__What you need to do__. Write each line exactly as it stands, from the line containing "Convert this screenshot" through the end of the data.

[Raw records]

--

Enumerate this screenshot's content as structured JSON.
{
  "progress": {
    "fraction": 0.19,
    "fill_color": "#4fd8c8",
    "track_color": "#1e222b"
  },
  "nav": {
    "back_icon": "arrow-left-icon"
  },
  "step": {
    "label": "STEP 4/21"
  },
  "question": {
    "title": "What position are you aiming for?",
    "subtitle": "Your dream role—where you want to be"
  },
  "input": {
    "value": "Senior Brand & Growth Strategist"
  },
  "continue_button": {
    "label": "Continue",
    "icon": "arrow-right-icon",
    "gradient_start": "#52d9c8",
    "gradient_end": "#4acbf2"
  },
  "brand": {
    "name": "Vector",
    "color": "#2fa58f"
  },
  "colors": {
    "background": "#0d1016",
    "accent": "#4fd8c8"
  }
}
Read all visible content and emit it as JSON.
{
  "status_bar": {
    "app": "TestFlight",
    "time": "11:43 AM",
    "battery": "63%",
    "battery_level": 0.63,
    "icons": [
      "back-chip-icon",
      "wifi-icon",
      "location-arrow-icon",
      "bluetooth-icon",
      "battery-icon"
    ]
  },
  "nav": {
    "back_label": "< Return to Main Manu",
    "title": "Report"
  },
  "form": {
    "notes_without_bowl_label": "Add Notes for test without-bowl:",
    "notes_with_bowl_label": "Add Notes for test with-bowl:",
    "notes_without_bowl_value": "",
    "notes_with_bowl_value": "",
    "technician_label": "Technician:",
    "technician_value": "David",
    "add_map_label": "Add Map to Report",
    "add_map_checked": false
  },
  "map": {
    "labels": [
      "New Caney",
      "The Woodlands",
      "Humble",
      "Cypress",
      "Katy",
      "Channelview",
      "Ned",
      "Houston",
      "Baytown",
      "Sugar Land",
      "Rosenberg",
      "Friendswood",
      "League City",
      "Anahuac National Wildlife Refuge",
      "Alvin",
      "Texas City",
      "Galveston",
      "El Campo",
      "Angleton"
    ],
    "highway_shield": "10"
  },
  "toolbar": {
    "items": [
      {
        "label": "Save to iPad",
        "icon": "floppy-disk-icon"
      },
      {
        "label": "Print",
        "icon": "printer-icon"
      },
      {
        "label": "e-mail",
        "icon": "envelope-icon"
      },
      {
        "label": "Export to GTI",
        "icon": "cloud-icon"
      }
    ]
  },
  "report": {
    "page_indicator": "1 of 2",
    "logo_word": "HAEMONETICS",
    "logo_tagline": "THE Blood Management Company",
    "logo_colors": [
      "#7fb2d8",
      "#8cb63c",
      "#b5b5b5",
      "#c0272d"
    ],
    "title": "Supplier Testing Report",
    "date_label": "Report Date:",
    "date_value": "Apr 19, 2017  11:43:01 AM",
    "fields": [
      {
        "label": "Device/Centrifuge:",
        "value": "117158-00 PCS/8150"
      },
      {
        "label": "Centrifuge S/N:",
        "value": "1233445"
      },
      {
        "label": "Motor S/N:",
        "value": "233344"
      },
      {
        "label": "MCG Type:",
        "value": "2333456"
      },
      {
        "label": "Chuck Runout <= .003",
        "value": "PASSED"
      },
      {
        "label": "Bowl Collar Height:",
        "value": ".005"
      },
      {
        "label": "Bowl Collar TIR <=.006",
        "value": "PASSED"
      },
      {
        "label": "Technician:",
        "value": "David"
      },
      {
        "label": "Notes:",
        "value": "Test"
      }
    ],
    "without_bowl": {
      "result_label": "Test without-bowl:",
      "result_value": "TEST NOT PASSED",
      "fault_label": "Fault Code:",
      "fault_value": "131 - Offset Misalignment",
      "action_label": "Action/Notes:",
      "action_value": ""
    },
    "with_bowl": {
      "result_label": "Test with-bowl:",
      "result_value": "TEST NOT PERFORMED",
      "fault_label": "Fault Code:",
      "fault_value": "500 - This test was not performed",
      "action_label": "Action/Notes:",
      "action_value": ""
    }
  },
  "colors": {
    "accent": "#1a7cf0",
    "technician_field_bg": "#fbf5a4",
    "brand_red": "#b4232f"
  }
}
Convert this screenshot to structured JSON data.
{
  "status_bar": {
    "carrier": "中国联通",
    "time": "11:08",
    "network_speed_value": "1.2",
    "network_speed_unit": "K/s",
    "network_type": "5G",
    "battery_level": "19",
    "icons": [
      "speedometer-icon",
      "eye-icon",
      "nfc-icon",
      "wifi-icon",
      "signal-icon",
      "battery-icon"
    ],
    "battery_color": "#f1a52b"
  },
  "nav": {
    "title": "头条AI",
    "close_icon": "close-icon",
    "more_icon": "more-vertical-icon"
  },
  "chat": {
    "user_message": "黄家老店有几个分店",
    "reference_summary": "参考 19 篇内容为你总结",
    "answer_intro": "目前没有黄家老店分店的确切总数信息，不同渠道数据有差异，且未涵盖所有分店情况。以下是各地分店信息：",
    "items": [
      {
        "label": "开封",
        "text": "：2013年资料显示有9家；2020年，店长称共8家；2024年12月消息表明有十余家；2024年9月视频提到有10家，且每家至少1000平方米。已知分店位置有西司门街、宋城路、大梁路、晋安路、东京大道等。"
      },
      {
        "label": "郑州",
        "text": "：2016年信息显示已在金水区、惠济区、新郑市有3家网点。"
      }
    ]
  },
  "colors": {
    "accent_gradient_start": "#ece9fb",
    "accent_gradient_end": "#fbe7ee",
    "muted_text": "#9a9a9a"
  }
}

--

__Complete response__.
Convert this screenshot to structured JSON data.
{
  "status_bar": {
    "carrier": "中国联通",
    "time": "11:08",
    "network_speed_value": "1.2",
    "network_speed_unit": "K/s",
    "network_type": "5G",
    "battery_level": "19",
    "icons": [
      "speedometer-icon",
      "eye-icon",
      "nfc-icon",
      "wifi-icon",
      "signal-icon",
      "battery-icon"
    ],
    "battery_color": "#f1a52b"
  },
  "nav": {
    "title": "头条AI",
    "close_icon": "close-icon",
    "more_icon": "more-vertical-icon"
  },
  "chat": {
    "user_message": "黄家老店有几个分店",
    "reference_summary": "参考 19 篇内容为你总结",
    "answer_intro": "目前没有黄家老店分店的确切总数信息，不同渠道数据有差异，且未涵盖所有分店情况。以下是各地分店信息：",
    "items": [
      {
        "label": "开封",
        "text": "：2013年资料显示有9家；2020年，店长称共8家；2024年12月消息表明有十余家；2024年9月视频提到有10家，且每家至少1000平方米。已知分店位置有西司门街、宋城路、大梁路、晋安路、东京大道等。"
      },
      {
        "label": "郑州",
        "text": "：2016年信息显示已在金水区、惠济区、新郑市有3家网点。"
      }
    ]
  },
  "colors": {
    "accent_gradient_start": "#ece9fb",
    "accent_gradient_end": "#fbe7ee",
    "muted_text": "#9a9a9a"
  }
}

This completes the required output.